Исходный текст:
Но Николай Иванович сказал, что с костюмом у него не все ладно. На нем был летний мундир, а немецкие офицеры ходили уже в шинелях и осенних плащах. Он был в пилотке, а их носили только фронтовики; большинство офицеров в Ровно были в фуражках.
Когда Кузнецов во второй раз пошел в Ровно, на нем было новое обмундирование. Но теперь мундир сшил для него известный варшавский портной Шнейдер.
Кого только не было у нас в лагере! И сапожники (какие теперь лапти!), и пекари, и колбасники, и вот этот портной
Шнейдер, еврей по национальности. Шнейдер жил до войны в Варшаве. Когда немцы захватили Варшаву, всех евреев согнали в гетто. А этого портного взял к себе на квартиру немец, генерал. Он поместил Шнейдера в маленькой каморке, под чердаком своего особняка, и заставил его шить обмундирование не только на себя, но и на других офицеров. Плату за работу немец брал себе. Но однажды пришел и этому конец: немец объявил портному, что отправляет его в гетто. Оттуда путь был один – под расстрел.

Данные об элементах и областях:
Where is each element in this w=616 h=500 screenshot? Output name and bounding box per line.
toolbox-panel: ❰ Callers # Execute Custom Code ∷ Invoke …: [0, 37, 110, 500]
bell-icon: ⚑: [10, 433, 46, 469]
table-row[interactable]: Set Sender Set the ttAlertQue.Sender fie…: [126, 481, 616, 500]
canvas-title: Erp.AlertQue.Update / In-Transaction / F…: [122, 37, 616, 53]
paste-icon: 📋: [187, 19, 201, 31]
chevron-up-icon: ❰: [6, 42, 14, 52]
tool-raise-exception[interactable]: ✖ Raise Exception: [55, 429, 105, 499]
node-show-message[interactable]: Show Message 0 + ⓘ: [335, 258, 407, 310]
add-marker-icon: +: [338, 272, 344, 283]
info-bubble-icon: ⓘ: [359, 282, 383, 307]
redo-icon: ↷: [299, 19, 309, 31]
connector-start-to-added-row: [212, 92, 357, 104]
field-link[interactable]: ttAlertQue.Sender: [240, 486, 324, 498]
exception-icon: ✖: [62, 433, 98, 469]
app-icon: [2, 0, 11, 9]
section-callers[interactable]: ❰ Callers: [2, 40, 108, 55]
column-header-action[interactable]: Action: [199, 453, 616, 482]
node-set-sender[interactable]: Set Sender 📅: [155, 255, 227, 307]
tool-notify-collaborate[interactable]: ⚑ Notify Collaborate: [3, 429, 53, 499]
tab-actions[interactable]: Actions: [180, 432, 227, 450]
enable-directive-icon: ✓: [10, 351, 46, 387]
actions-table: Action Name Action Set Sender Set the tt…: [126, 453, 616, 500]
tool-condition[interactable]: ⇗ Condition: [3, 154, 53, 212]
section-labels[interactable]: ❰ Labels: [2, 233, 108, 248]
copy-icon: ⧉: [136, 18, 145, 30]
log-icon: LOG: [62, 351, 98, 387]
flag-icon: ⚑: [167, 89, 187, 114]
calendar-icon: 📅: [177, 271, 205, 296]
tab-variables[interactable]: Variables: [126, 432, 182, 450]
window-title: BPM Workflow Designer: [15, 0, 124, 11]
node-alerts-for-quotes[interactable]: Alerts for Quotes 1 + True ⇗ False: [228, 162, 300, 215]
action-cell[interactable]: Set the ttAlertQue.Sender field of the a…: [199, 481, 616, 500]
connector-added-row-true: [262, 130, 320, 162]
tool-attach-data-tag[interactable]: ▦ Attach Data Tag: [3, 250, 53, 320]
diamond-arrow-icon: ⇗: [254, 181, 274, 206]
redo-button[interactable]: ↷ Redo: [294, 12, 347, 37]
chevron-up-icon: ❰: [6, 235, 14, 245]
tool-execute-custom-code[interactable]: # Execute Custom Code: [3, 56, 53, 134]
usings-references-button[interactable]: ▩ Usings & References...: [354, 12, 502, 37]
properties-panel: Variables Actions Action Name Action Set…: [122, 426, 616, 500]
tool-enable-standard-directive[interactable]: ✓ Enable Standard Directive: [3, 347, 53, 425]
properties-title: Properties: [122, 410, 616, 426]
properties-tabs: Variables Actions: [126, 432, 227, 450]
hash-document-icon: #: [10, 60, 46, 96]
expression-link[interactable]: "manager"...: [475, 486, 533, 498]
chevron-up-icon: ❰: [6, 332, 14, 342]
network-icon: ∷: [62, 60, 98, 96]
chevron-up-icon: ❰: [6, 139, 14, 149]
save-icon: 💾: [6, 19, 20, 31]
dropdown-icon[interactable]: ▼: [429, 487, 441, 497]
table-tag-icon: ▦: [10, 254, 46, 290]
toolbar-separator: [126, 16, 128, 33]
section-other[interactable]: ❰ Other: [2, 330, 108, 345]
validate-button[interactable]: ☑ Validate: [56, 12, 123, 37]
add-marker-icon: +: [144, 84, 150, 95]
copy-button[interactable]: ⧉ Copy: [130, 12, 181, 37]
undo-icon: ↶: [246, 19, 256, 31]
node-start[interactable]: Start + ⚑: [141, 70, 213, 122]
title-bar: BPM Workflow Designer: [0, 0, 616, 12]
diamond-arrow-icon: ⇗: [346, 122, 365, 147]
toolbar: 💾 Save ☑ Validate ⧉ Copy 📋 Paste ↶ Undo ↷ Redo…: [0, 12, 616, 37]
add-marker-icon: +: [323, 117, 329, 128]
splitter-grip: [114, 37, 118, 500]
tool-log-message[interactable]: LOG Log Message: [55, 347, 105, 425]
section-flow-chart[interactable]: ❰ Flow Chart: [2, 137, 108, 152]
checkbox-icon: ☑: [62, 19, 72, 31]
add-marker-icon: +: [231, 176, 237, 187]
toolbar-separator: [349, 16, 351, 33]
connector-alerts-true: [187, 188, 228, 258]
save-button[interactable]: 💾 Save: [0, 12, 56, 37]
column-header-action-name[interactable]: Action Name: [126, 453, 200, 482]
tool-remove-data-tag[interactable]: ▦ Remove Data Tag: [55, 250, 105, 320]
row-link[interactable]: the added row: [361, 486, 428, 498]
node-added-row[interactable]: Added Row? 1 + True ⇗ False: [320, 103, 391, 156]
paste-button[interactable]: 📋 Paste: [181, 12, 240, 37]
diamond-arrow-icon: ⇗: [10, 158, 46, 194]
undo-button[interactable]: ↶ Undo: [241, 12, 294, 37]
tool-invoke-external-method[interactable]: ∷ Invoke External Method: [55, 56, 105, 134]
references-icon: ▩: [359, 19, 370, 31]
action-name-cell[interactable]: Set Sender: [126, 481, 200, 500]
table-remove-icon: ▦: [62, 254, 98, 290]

Что нужно сделать:
Перепишите из исходного текста фрагмент, начиная со слов «Кого только не» и до слов «один – под расстрел.» включительно. Записи взяты из другого источника.

Результат упражнения:
Кого только не было у нас в лагере! И сапожники (какие теперь лапти!), и пекари, и колбасники, и вот этот портной
Шнейдер, еврей по национальности. Шнейдер жил до войны в Варшаве. Когда немцы захватили Варшаву, всех евреев согнали в гетто. А этого портного взял к себе на квартиру немец, генерал. Он поместил Шнейдера в маленькой каморке, под чердаком своего особняка, и заставил его шить обмундирование не только на себя, но и на других офицеров. Плату за работу немец брал себе. Но однажды пришел и этому конец: немец объявил портному, что отправляет его в гетто. Оттуда путь был один – под расстрел.